** START EXCERPTED TEXT **

Routing Protocols Concepts


Each IGP routing protocol maintains a database of the routing information it has learned from other routers running the same protocol and uses this information as defined and required by the protocol. IS-IS and OSPF use the routing information they received to maintain link-state databases, which they use to determine which adjacent neighbors are operational and to construct network topology maps. IS-IS and OSPF use the Dijkstra algorithm, and RIP uses the Bellman-Ford algorithm to determine the best route or routes (if there are multiple equal-cost routes) to reach each destination and installs these routes into the JUNOS software routing table.

The JUNOS software routing table is used by the routing protocol process ( rpd ) to maintain its database of routing information. In this table, the routing protocol process stores statically configured routes, directly connected interfaces (also called direct routes or interface routes ), and all routing information learned from all routing protocols. The routing protocol process uses this collected routing information to select the active route to each destination, which is the route that actually is used to forward packets to that destination.

** END EXCERPTED TEXT **
** START DATA ENTRIES **

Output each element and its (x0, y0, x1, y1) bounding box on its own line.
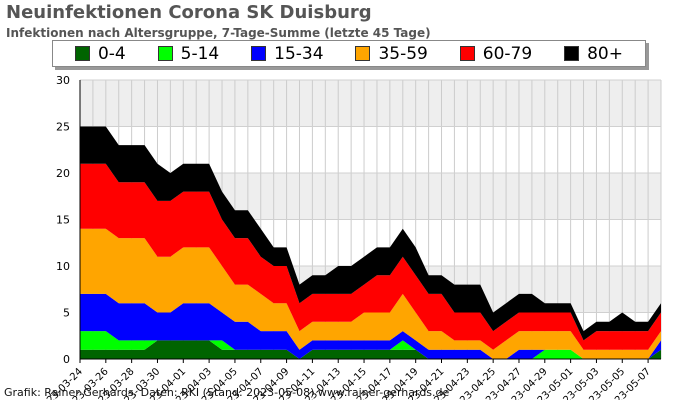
legend-swatch (564, 46, 580, 61)
y-tick-label: 5 (63, 307, 70, 320)
legend-item-60-79: 60-79 (459, 43, 533, 64)
legend-label: 0-4 (97, 43, 126, 64)
legend-item-80+: 80+ (564, 44, 623, 64)
series-area-15-34 (80, 293, 661, 359)
y-tick-label: 30 (56, 74, 70, 87)
credit-text: Grafik: Rainer Gerhards, Daten: RKI (Sta… (4, 386, 450, 399)
y-tick-label: 0 (63, 353, 70, 366)
legend-item-35-59: 35-59 (355, 43, 428, 64)
legend-swatch (251, 46, 267, 61)
legend: 0-4 5-14 15-34 35-59 60-79 80+ (52, 40, 646, 67)
grid-band (80, 126, 661, 173)
legend-item-0-4: 0-4 (74, 43, 126, 64)
legend-swatch (157, 46, 173, 61)
legend-swatch (74, 46, 90, 61)
y-tick-label: 10 (56, 260, 70, 273)
y-tick-label: 25 (56, 121, 70, 134)
grid-band (80, 80, 661, 127)
series-area-80+ (80, 126, 661, 341)
legend-item-15-34: 15-34 (251, 43, 324, 64)
series-area-35-59 (80, 228, 661, 359)
legend-swatch (355, 46, 371, 61)
y-tick-label: 15 (56, 214, 70, 227)
legend-item-5-14: 5-14 (157, 43, 220, 64)
legend-label: 80+ (587, 43, 623, 64)
y-tick-label: 20 (56, 167, 70, 180)
legend-label: 35-59 (378, 43, 428, 64)
legend-label: 60-79 (482, 43, 533, 64)
legend-label: 15-34 (274, 43, 324, 64)
chart-subtitle: Infektionen nach Altersgruppe, 7-Tage-Su… (6, 26, 431, 40)
legend-swatch (459, 46, 475, 61)
chart-title: Neuinfektionen Corona SK Duisburg (6, 2, 372, 23)
legend-label: 5-14 (180, 43, 220, 64)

** END DATA ENTRIES **

• _WRITTEN PROBLEM_
Can you retype the routing protocols text word for word, starting at "The JUNOS software routing table is" and ending after "to that destination."?

• _REPLY TO THE EXERCISE_
The JUNOS software routing table is used by the routing protocol process ( rpd ) to maintain its database of routing information. In this table, the routing protocol process stores statically configured routes, directly connected interfaces (also called direct routes or interface routes ), and all routing information learned from all routing protocols. The routing protocol process uses this collected routing information to select the active route to each destination, which is the route that actually is used to forward packets to that destination.